Written instruction:
In the listing below, find every line containing "color" and copy it out.

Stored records
-- Start --
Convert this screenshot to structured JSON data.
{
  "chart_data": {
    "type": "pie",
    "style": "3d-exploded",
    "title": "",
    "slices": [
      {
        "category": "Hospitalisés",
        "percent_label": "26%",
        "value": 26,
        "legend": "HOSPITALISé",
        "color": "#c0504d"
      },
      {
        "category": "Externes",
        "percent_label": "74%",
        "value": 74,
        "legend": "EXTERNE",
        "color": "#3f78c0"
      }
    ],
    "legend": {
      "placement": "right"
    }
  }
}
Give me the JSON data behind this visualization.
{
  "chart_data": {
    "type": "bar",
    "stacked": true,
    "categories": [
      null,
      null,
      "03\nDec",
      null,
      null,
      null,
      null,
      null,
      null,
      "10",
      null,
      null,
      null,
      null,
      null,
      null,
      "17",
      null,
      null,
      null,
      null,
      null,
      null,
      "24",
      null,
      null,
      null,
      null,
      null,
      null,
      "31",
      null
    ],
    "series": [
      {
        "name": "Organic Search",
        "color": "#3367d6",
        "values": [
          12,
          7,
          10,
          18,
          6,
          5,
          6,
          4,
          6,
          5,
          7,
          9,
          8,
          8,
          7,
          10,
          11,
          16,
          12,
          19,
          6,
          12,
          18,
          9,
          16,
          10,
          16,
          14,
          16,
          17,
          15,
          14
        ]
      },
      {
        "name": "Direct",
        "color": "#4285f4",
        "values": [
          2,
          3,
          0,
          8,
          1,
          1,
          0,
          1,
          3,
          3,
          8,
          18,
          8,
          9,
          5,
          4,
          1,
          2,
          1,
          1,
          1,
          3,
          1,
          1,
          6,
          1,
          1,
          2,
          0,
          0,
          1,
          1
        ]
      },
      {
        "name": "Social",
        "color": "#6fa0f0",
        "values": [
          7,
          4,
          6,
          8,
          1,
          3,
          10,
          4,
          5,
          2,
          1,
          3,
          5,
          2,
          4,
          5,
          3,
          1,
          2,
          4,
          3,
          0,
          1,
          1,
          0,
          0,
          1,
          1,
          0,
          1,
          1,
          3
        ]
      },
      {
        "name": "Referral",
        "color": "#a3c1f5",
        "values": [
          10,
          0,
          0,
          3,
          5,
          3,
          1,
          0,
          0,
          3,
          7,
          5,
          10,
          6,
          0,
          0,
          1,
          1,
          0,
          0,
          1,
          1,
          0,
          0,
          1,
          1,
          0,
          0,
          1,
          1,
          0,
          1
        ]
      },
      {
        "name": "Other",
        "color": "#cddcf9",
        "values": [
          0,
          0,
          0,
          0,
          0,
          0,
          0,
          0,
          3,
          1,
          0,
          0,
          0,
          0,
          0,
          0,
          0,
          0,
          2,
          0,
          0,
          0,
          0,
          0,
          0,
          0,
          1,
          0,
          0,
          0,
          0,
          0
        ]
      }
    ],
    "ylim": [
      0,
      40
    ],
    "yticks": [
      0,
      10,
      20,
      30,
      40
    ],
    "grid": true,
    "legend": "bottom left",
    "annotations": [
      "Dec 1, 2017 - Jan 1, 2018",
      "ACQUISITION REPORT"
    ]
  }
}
-- End --
Reply to the task:
        "color": "#c0504d"
        "color": "#3f78c0"
        "color": "#3367d6",
        "color": "#4285f4",
        "color": "#6fa0f0",
        "color": "#a3c1f5",
        "color": "#cddcf9",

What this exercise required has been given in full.